→ **AIM OF THE TASK**
Find the line that contains "What text is on this page?" in the entries below. Output it and each later line exactly, and nothing else.

→ **SUPPLIED ENTRIES**
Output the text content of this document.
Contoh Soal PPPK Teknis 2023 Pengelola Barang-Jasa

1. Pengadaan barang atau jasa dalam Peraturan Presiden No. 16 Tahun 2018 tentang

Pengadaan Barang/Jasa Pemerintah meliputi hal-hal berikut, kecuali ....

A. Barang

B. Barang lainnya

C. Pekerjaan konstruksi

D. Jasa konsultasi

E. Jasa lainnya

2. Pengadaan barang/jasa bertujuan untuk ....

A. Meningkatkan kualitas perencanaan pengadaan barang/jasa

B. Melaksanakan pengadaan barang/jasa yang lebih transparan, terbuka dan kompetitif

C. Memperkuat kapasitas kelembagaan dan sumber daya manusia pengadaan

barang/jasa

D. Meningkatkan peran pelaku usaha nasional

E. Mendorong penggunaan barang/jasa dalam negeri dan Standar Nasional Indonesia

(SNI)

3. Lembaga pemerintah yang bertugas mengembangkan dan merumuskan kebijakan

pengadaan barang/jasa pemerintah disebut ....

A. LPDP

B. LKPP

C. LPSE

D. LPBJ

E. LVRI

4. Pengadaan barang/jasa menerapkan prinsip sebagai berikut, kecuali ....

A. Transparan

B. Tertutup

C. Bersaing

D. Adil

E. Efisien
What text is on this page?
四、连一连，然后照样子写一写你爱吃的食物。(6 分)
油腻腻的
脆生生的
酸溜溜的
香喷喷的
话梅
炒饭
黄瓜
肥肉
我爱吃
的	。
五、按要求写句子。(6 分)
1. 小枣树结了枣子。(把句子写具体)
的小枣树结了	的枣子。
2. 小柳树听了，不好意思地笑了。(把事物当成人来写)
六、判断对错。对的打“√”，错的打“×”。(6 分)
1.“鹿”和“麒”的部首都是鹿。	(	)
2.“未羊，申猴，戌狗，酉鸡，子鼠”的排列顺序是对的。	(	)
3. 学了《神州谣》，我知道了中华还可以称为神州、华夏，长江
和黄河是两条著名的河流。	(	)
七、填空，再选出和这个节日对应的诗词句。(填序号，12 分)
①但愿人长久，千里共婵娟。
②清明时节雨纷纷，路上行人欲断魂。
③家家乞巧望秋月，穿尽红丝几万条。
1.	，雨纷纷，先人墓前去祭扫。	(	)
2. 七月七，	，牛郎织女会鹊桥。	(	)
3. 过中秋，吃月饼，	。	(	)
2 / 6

→ **CORRECT RESPONSE**
What text is on this page?
四、连一连，然后照样子写一写你爱吃的食物。(6 分)
油腻腻的
脆生生的
酸溜溜的
香喷喷的
话梅
炒饭
黄瓜
肥肉
我爱吃
的	。
五、按要求写句子。(6 分)
1. 小枣树结了枣子。(把句子写具体)
的小枣树结了	的枣子。
2. 小柳树听了，不好意思地笑了。(把事物当成人来写)
六、判断对错。对的打“√”，错的打“×”。(6 分)
1.“鹿”和“麒”的部首都是鹿。	(	)
2.“未羊，申猴，戌狗，酉鸡，子鼠”的排列顺序是对的。	(	)
3. 学了《神州谣》，我知道了中华还可以称为神州、华夏，长江
和黄河是两条著名的河流。	(	)
七、填空，再选出和这个节日对应的诗词句。(填序号，12 分)
①但愿人长久，千里共婵娟。
②清明时节雨纷纷，路上行人欲断魂。
③家家乞巧望秋月，穿尽红丝几万条。
1.	，雨纷纷，先人墓前去祭扫。	(	)
2. 七月七，	，牛郎织女会鹊桥。	(	)
3. 过中秋，吃月饼，	。	(	)
2 / 6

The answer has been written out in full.